Supplied records |
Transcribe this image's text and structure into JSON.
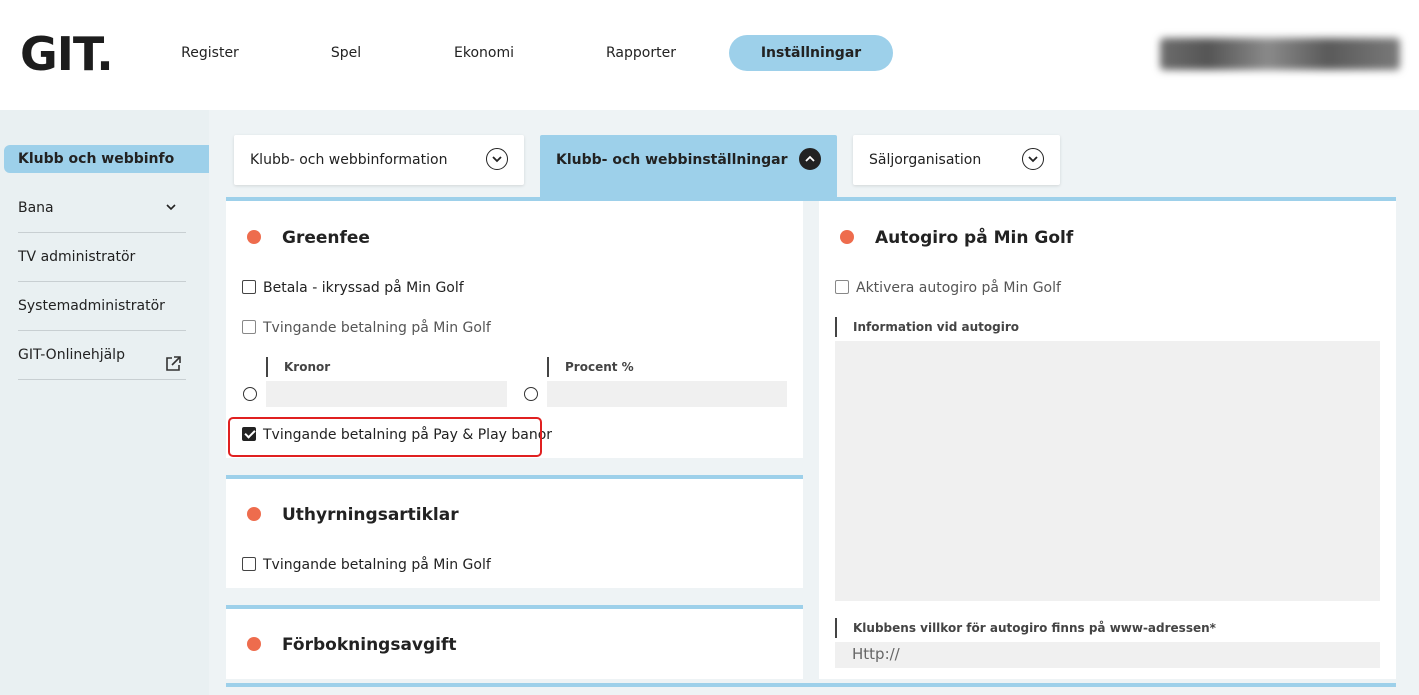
{
  "logo": "GIT.",
  "nav": {
    "items": [
      "Register",
      "Spel",
      "Ekonomi",
      "Rapporter",
      "Inställningar"
    ],
    "active": "Inställningar"
  },
  "sidebar": {
    "items": [
      {
        "label": "Klubb och webbinfo",
        "active": true
      },
      {
        "label": "Bana"
      },
      {
        "label": "TV administratör"
      },
      {
        "label": "Systemadministratör"
      },
      {
        "label": "GIT-Onlinehjälp"
      }
    ]
  },
  "tabs": [
    {
      "label": "Klubb- och webbinformation",
      "icon": "chevron-down-icon"
    },
    {
      "label": "Klubb- och webbinställningar",
      "icon": "chevron-up-icon",
      "active": true
    },
    {
      "label": "Säljorganisation",
      "icon": "chevron-down-icon"
    }
  ],
  "greenfee": {
    "title": "Greenfee",
    "pay_checked_label": "Betala - ikryssad på Min Golf",
    "force_min_golf_label": "Tvingande betalning på Min Golf",
    "kronor_label": "Kronor",
    "procent_label": "Procent %",
    "force_payplay_label": "Tvingande betalning på Pay & Play banor",
    "force_payplay_checked": true
  },
  "rental": {
    "title": "Uthyrningsartiklar",
    "force_min_golf_label": "Tvingande betalning på Min Golf"
  },
  "prebooking": {
    "title": "Förbokningsavgift"
  },
  "autogiro": {
    "title": "Autogiro på Min Golf",
    "activate_label": "Aktivera autogiro på Min Golf",
    "info_label": "Information vid autogiro",
    "terms_label": "Klubbens villkor för autogiro finns på www-adressen*",
    "url_placeholder": "Http://"
  },
  "colors": {
    "accent": "#9dd0ea",
    "dot": "#ee6c4d",
    "highlight": "#e02020"
  }
}
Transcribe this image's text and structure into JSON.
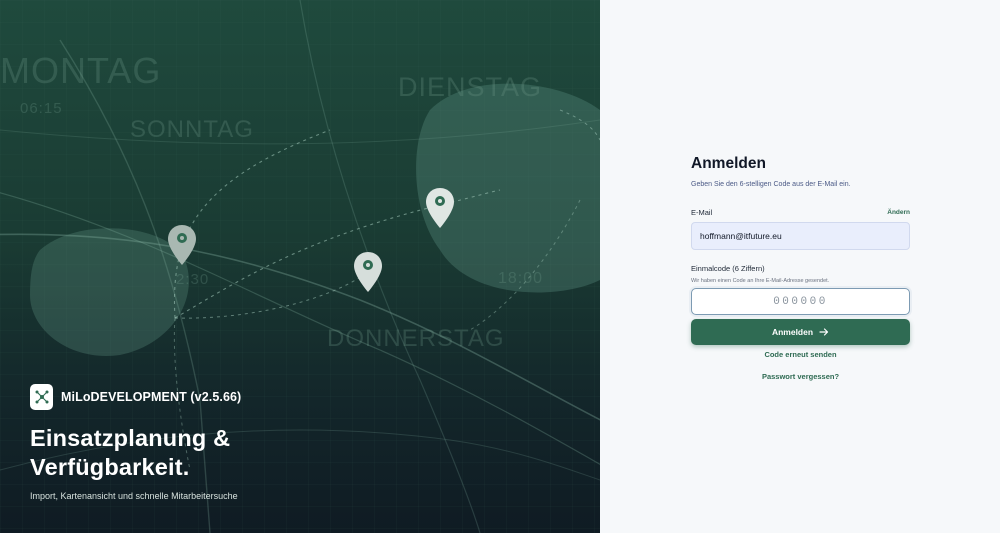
{
  "hero": {
    "background_words": [
      "MONTAG",
      "DIENSTAG",
      "SONNTAG",
      "06:15",
      "DONNERSTAG",
      "18:00",
      "2:30"
    ],
    "app_name": "MiLoDEVELOPMENT (v2.5.66)",
    "title_line1": "Einsatzplanung &",
    "title_line2": "Verfügbarkeit.",
    "subtitle": "Import, Kartenansicht und schnelle Mitarbeitersuche"
  },
  "login": {
    "title": "Anmelden",
    "subtitle": "Geben Sie den 6-stelligen Code aus der E-Mail ein.",
    "email_label": "E-Mail",
    "change_link": "Ändern",
    "email_value": "hoffmann@itfuture.eu",
    "code_label": "Einmalcode (6 Ziffern)",
    "code_hint": "Wir haben einen Code an Ihre E-Mail-Adresse gesendet.",
    "code_placeholder": "000000",
    "submit_label": "Anmelden",
    "resend_label": "Code erneut senden",
    "forgot_label": "Passwort vergessen?"
  },
  "colors": {
    "accent": "#2f6b53",
    "hero_top": "#1f4a3d",
    "hero_bottom": "#0f1b23",
    "panel_bg": "#f6f8fa"
  },
  "icons": {
    "logo": "network-nodes-icon",
    "pins": "map-pin-icon",
    "submit": "arrow-right-icon"
  }
}
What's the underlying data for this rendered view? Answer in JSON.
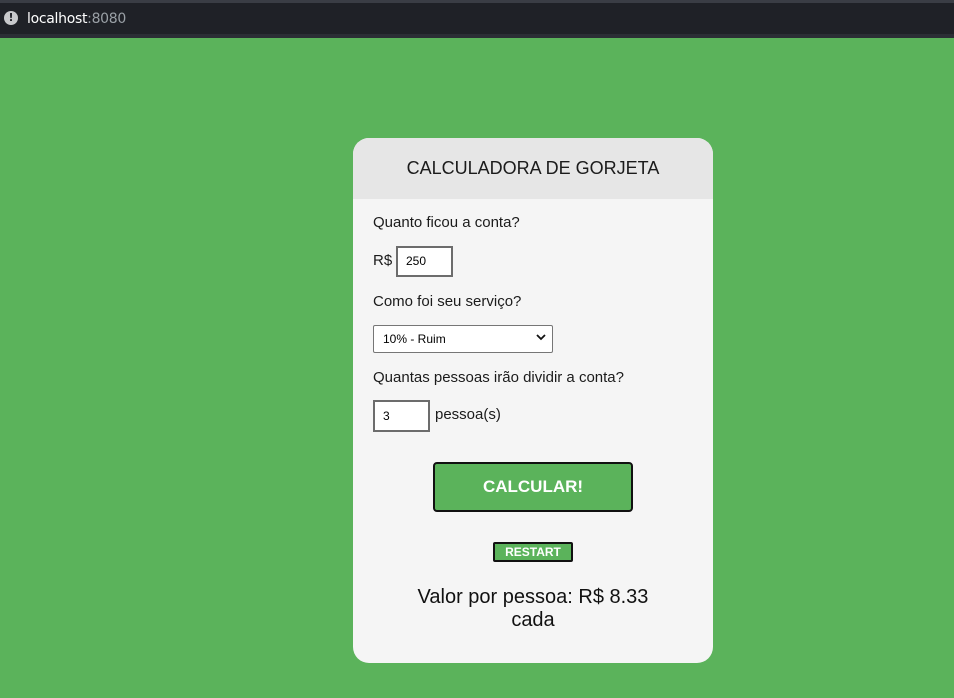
{
  "browser": {
    "host": "localhost",
    "port": ":8080",
    "info_icon": "info-circle-icon"
  },
  "card": {
    "title": "CALCULADORA DE GORJETA",
    "bill_question": "Quanto ficou a conta?",
    "currency_prefix": "R$",
    "bill_value": "250",
    "service_question": "Como foi seu serviço?",
    "service_selected": "10% - Ruim",
    "people_question": "Quantas pessoas irão dividir a conta?",
    "people_value": "3",
    "people_suffix": "pessoa(s)",
    "calc_label": "CALCULAR!",
    "restart_label": "RESTART",
    "result_line1": "Valor por pessoa: R$ 8.33",
    "result_line2": "cada"
  },
  "colors": {
    "background": "#5bb35b",
    "card": "#f5f5f5",
    "card_header": "#e6e6e6",
    "button": "#5bb35b"
  }
}
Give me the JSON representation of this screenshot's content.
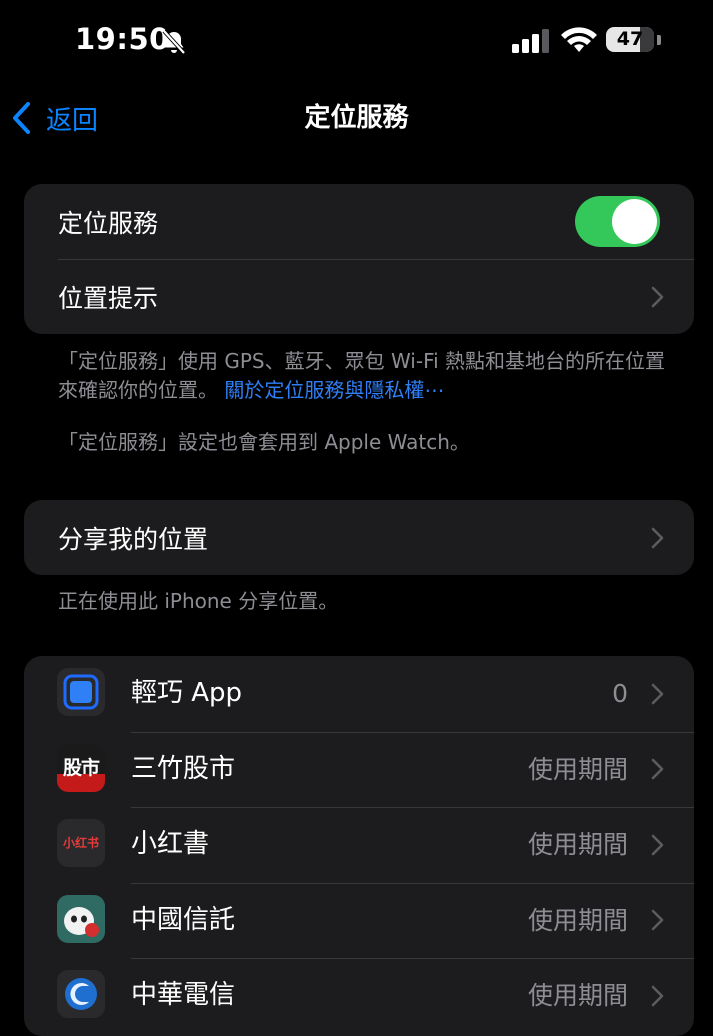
{
  "status_bar": {
    "time": "19:50",
    "battery": "47",
    "icons": [
      "bell-slash-icon",
      "cellular-signal-icon",
      "wifi-icon",
      "battery-icon"
    ]
  },
  "nav": {
    "back_label": "返回",
    "title": "定位服務"
  },
  "main_group": {
    "location_services_label": "定位服務",
    "location_services_enabled": true,
    "location_alerts_label": "位置提示"
  },
  "footer1": {
    "text": "「定位服務」使用 GPS、藍牙、眾包 Wi-Fi 熱點和基地台的所在位置來確認你的位置。",
    "link": "關於定位服務與隱私權⋯"
  },
  "footer2": "「定位服務」設定也會套用到 Apple Watch。",
  "share_group": {
    "label": "分享我的位置"
  },
  "footer3": "正在使用此 iPhone 分享位置。",
  "apps": [
    {
      "name": "輕巧 App",
      "value": "0",
      "icon": "qingqiao-app-icon"
    },
    {
      "name": "三竹股市",
      "value": "使用期間",
      "icon": "sanzhu-stock-icon",
      "icon_text": "股市"
    },
    {
      "name": "小红書",
      "value": "使用期間",
      "icon": "xiaohongshu-icon",
      "icon_text": "小红书"
    },
    {
      "name": "中國信託",
      "value": "使用期間",
      "icon": "ctbc-mascot-icon"
    },
    {
      "name": "中華電信",
      "value": "使用期間",
      "icon": "chunghwa-telecom-icon"
    }
  ],
  "colors": {
    "accent": "#0a84ff",
    "toggle_on": "#34c759",
    "group_bg": "#1c1c1e",
    "secondary_text": "#8d8d93"
  }
}
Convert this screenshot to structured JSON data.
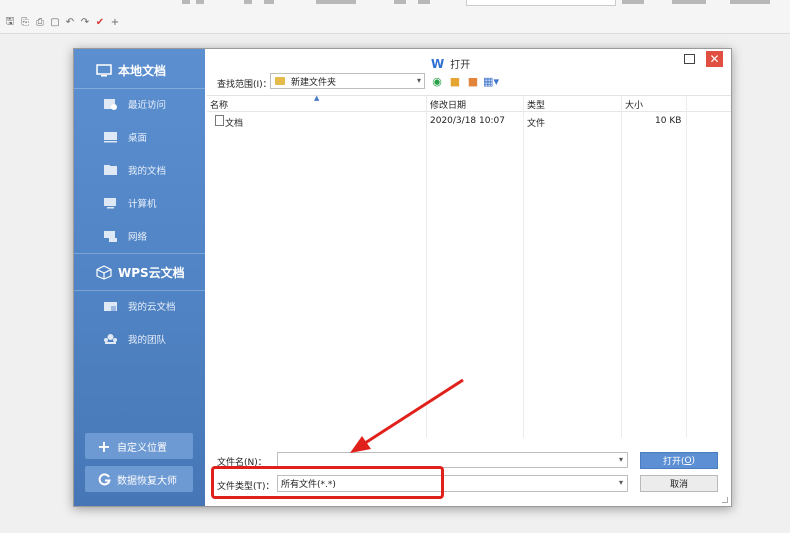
{
  "dialog": {
    "title": "打开",
    "close_glyph": "✕"
  },
  "sidebar": {
    "local_header": "本地文档",
    "local_items": [
      {
        "label": "最近访问",
        "icon": "recent-icon"
      },
      {
        "label": "桌面",
        "icon": "desktop-icon"
      },
      {
        "label": "我的文档",
        "icon": "documents-icon"
      },
      {
        "label": "计算机",
        "icon": "computer-icon"
      },
      {
        "label": "网络",
        "icon": "network-icon"
      }
    ],
    "cloud_header": "WPS云文档",
    "cloud_items": [
      {
        "label": "我的云文档",
        "icon": "cloud-docs-icon"
      },
      {
        "label": "我的团队",
        "icon": "team-icon"
      }
    ],
    "custom_location_button": "自定义位置",
    "data_recovery_button": "数据恢复大师"
  },
  "location": {
    "label": "查找范围(I)：",
    "value": "新建文件夹"
  },
  "file_list": {
    "columns": [
      "名称",
      "修改日期",
      "类型",
      "大小"
    ],
    "rows": [
      {
        "name": "文档",
        "modified": "2020/3/18 10:07",
        "type": "文件",
        "size": "10 KB"
      }
    ]
  },
  "filename": {
    "label": "文件名(N)：",
    "value": ""
  },
  "filetype": {
    "label": "文件类型(T)：",
    "value": "所有文件(*.*)"
  },
  "buttons": {
    "open_label": "打开(",
    "open_key": "O",
    "open_suffix": ")",
    "cancel": "取消"
  },
  "colors": {
    "sidebar": "#4f82c2",
    "close_button": "#e04f3f",
    "annotation": "#e0201b"
  }
}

The request | Without the pictures, output the full listing exactly as it stands.

Solution to this problem |
Transcribe this image's text and structure into JSON.
{
  "logo": "GIT.",
  "nav": {
    "items": [
      "Register",
      "Spel",
      "Ekonomi",
      "Rapporter",
      "Inställningar"
    ],
    "active": "Inställningar"
  },
  "sidebar": {
    "items": [
      {
        "label": "Klubb och webbinfo",
        "active": true
      },
      {
        "label": "Bana"
      },
      {
        "label": "TV administratör"
      },
      {
        "label": "Systemadministratör"
      },
      {
        "label": "GIT-Onlinehjälp"
      }
    ]
  },
  "tabs": [
    {
      "label": "Klubb- och webbinformation",
      "icon": "chevron-down-icon"
    },
    {
      "label": "Klubb- och webbinställningar",
      "icon": "chevron-up-icon",
      "active": true
    },
    {
      "label": "Säljorganisation",
      "icon": "chevron-down-icon"
    }
  ],
  "greenfee": {
    "title": "Greenfee",
    "pay_checked_label": "Betala - ikryssad på Min Golf",
    "force_min_golf_label": "Tvingande betalning på Min Golf",
    "kronor_label": "Kronor",
    "procent_label": "Procent %",
    "force_payplay_label": "Tvingande betalning på Pay & Play banor",
    "force_payplay_checked": true
  },
  "rental": {
    "title": "Uthyrningsartiklar",
    "force_min_golf_label": "Tvingande betalning på Min Golf"
  },
  "prebooking": {
    "title": "Förbokningsavgift"
  },
  "autogiro": {
    "title": "Autogiro på Min Golf",
    "activate_label": "Aktivera autogiro på Min Golf",
    "info_label": "Information vid autogiro",
    "terms_label": "Klubbens villkor för autogiro finns på www-adressen*",
    "url_placeholder": "Http://"
  },
  "colors": {
    "accent": "#9dd0ea",
    "dot": "#ee6c4d",
    "highlight": "#e02020"
  }
}
Transcribe this image's text and structure into JSON.
{
  "hero": {
    "background_words": [
      "MONTAG",
      "DIENSTAG",
      "SONNTAG",
      "06:15",
      "DONNERSTAG",
      "18:00",
      "2:30"
    ],
    "app_name": "MiLoDEVELOPMENT (v2.5.66)",
    "title_line1": "Einsatzplanung &",
    "title_line2": "Verfügbarkeit.",
    "subtitle": "Import, Kartenansicht und schnelle Mitarbeitersuche"
  },
  "login": {
    "title": "Anmelden",
    "subtitle": "Geben Sie den 6-stelligen Code aus der E-Mail ein.",
    "email_label": "E-Mail",
    "change_link": "Ändern",
    "email_value": "hoffmann@itfuture.eu",
    "code_label": "Einmalcode (6 Ziffern)",
    "code_hint": "Wir haben einen Code an Ihre E-Mail-Adresse gesendet.",
    "code_placeholder": "000000",
    "submit_label": "Anmelden",
    "resend_label": "Code erneut senden",
    "forgot_label": "Passwort vergessen?"
  },
  "colors": {
    "accent": "#2f6b53",
    "hero_top": "#1f4a3d",
    "hero_bottom": "#0f1b23",
    "panel_bg": "#f6f8fa"
  },
  "icons": {
    "logo": "network-nodes-icon",
    "pins": "map-pin-icon",
    "submit": "arrow-right-icon"
  }
}
What's the underlying data for this rendered view? Answer in JSON.
{
  "browser": {
    "host": "localhost",
    "port": ":8080",
    "info_icon": "info-circle-icon"
  },
  "card": {
    "title": "CALCULADORA DE GORJETA",
    "bill_question": "Quanto ficou a conta?",
    "currency_prefix": "R$",
    "bill_value": "250",
    "service_question": "Como foi seu serviço?",
    "service_selected": "10% - Ruim",
    "people_question": "Quantas pessoas irão dividir a conta?",
    "people_value": "3",
    "people_suffix": "pessoa(s)",
    "calc_label": "CALCULAR!",
    "restart_label": "RESTART",
    "result_line1": "Valor por pessoa: R$ 8.33",
    "result_line2": "cada"
  },
  "colors": {
    "background": "#5bb35b",
    "card": "#f5f5f5",
    "card_header": "#e6e6e6",
    "button": "#5bb35b"
  }
}
Give me the JSON representation of this screenshot's content.
{
  "status_bar": {
    "time": "19:50",
    "battery": "47",
    "icons": [
      "bell-slash-icon",
      "cellular-signal-icon",
      "wifi-icon",
      "battery-icon"
    ]
  },
  "nav": {
    "back_label": "返回",
    "title": "定位服務"
  },
  "main_group": {
    "location_services_label": "定位服務",
    "location_services_enabled": true,
    "location_alerts_label": "位置提示"
  },
  "footer1": {
    "text": "「定位服務」使用 GPS、藍牙、眾包 Wi-Fi 熱點和基地台的所在位置來確認你的位置。",
    "link": "關於定位服務與隱私權⋯"
  },
  "footer2": "「定位服務」設定也會套用到 Apple Watch。",
  "share_group": {
    "label": "分享我的位置"
  },
  "footer3": "正在使用此 iPhone 分享位置。",
  "apps": [
    {
      "name": "輕巧 App",
      "value": "0",
      "icon": "qingqiao-app-icon"
    },
    {
      "name": "三竹股市",
      "value": "使用期間",
      "icon": "sanzhu-stock-icon",
      "icon_text": "股市"
    },
    {
      "name": "小红書",
      "value": "使用期間",
      "icon": "xiaohongshu-icon",
      "icon_text": "小红书"
    },
    {
      "name": "中國信託",
      "value": "使用期間",
      "icon": "ctbc-mascot-icon"
    },
    {
      "name": "中華電信",
      "value": "使用期間",
      "icon": "chunghwa-telecom-icon"
    }
  ],
  "colors": {
    "accent": "#0a84ff",
    "toggle_on": "#34c759",
    "group_bg": "#1c1c1e",
    "secondary_text": "#8d8d93"
  }
}
Convert this screenshot to structured JSON data.
{
  "dialog": {
    "title": "打开",
    "close_glyph": "✕"
  },
  "sidebar": {
    "local_header": "本地文档",
    "local_items": [
      {
        "label": "最近访问",
        "icon": "recent-icon"
      },
      {
        "label": "桌面",
        "icon": "desktop-icon"
      },
      {
        "label": "我的文档",
        "icon": "documents-icon"
      },
      {
        "label": "计算机",
        "icon": "computer-icon"
      },
      {
        "label": "网络",
        "icon": "network-icon"
      }
    ],
    "cloud_header": "WPS云文档",
    "cloud_items": [
      {
        "label": "我的云文档",
        "icon": "cloud-docs-icon"
      },
      {
        "label": "我的团队",
        "icon": "team-icon"
      }
    ],
    "custom_location_button": "自定义位置",
    "data_recovery_button": "数据恢复大师"
  },
  "location": {
    "label": "查找范围(I)：",
    "value": "新建文件夹"
  },
  "file_list": {
    "columns": [
      "名称",
      "修改日期",
      "类型",
      "大小"
    ],
    "rows": [
      {
        "name": "文档",
        "modified": "2020/3/18 10:07",
        "type": "文件",
        "size": "10 KB"
      }
    ]
  },
  "filename": {
    "label": "文件名(N)：",
    "value": ""
  },
  "filetype": {
    "label": "文件类型(T)：",
    "value": "所有文件(*.*)"
  },
  "buttons": {
    "open_label": "打开(",
    "open_key": "O",
    "open_suffix": ")",
    "cancel": "取消"
  },
  "colors": {
    "sidebar": "#4f82c2",
    "close_button": "#e04f3f",
    "annotation": "#e0201b"
  }
}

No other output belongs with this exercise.